[Collected data]
===
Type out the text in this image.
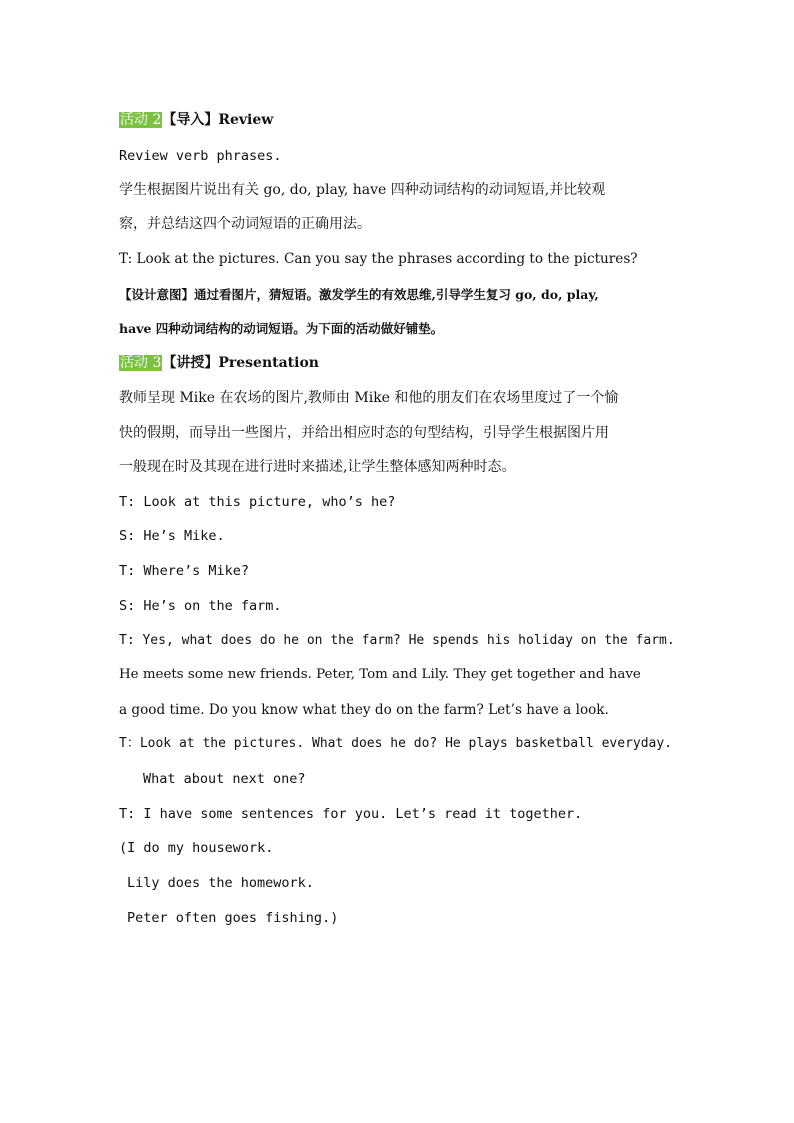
活动 2【导入】Review
Review verb phrases.
学生根据图片说出有关 go, do, play, have 四种动词结构的动词短语,并比较观
察，并总结这四个动词短语的正确用法。
T: Look at the pictures. Can you say the phrases according to the pictures?
【设计意图】通过看图片，猜短语。激发学生的有效思维,引导学生复习 go, do, play,
have 四种动词结构的动词短语。为下面的活动做好铺垫。
活动 3【讲授】Presentation
教师呈现 Mike 在农场的图片,教师由 Mike 和他的朋友们在农场里度过了一个愉
快的假期，而导出一些图片，并给出相应时态的句型结构，引导学生根据图片用
一般现在时及其现在进行进时来描述,让学生整体感知两种时态。
T: Look at this picture, who’s he?
S: He’s Mike.
T: Where’s Mike?
S: He’s on the farm.
T: Yes, what does do he on the farm? He spends his holiday on the farm.
He meets some new friends. Peter, Tom and Lily. They get together and have
a good time. Do you know what they do on the farm? Let’s have a look.
T：Look at the pictures. What does he do? He plays basketball everyday.
What about next one?
T: I have some sentences for you. Let’s read it together.
(I do my housework.
Lily does the homework.
Peter often goes fishing.)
===
Copy out all lines that carry the word "Peter".

He meets some new friends. Peter, Tom and Lily. They get together and have
Peter often goes fishing.)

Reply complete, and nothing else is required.